(Data records)
** Begin **
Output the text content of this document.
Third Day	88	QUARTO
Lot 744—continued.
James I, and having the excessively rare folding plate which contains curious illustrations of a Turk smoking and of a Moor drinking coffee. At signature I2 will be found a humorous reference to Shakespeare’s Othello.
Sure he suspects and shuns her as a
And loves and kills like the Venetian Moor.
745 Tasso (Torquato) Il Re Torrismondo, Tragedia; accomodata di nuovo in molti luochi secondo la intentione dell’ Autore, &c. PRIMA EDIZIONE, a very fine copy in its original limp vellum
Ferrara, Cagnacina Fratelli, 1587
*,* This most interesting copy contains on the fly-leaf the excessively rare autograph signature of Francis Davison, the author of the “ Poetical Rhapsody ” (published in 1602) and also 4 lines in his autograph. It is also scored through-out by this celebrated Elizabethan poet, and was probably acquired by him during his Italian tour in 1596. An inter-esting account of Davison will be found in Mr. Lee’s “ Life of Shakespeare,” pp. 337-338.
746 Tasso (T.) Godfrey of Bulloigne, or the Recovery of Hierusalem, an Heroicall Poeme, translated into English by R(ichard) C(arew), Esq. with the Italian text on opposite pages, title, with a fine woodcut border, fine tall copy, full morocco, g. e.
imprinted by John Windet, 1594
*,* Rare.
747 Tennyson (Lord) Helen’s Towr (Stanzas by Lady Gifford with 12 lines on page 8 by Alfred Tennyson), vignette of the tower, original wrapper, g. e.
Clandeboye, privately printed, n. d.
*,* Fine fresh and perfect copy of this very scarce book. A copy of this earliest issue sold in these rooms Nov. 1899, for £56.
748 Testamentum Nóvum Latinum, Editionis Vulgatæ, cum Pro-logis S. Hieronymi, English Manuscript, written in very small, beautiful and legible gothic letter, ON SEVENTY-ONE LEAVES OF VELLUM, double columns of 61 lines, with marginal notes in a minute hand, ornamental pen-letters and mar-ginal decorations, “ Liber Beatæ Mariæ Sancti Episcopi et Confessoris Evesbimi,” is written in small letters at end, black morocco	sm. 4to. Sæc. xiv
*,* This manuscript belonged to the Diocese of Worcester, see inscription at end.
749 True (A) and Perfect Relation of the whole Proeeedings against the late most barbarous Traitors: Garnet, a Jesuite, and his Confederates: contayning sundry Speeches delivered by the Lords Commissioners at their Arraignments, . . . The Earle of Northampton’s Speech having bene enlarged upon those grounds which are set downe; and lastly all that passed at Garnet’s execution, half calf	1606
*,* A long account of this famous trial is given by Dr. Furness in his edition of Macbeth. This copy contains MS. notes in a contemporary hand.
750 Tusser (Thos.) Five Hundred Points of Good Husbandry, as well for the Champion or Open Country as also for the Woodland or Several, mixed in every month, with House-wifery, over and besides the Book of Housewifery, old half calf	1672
** End **
#### STATED EXERCISE
Your task is to pick out every line with the string "most" and copy it.

#### SOLUTION FOR THIS EXERCISE
*,* This most interesting copy contains on the fly-leaf the excessively rare autograph signature of Francis Davison, the author of the “ Poetical Rhapsody ” (published in 1602) and also 4 lines in his autograph. It is also scored through-out by this celebrated Elizabethan poet, and was probably acquired by him during his Italian tour in 1596. An inter-esting account of Davison will be found in Mr. Lee’s “ Life of Shakespeare,” pp. 337-338.
749 True (A) and Perfect Relation of the whole Proeeedings against the late most barbarous Traitors: Garnet, a Jesuite, and his Confederates: contayning sundry Speeches delivered by the Lords Commissioners at their Arraignments, . . . The Earle of Northampton’s Speech having bene enlarged upon those grounds which are set downe; and lastly all that passed at Garnet’s execution, half calf	1606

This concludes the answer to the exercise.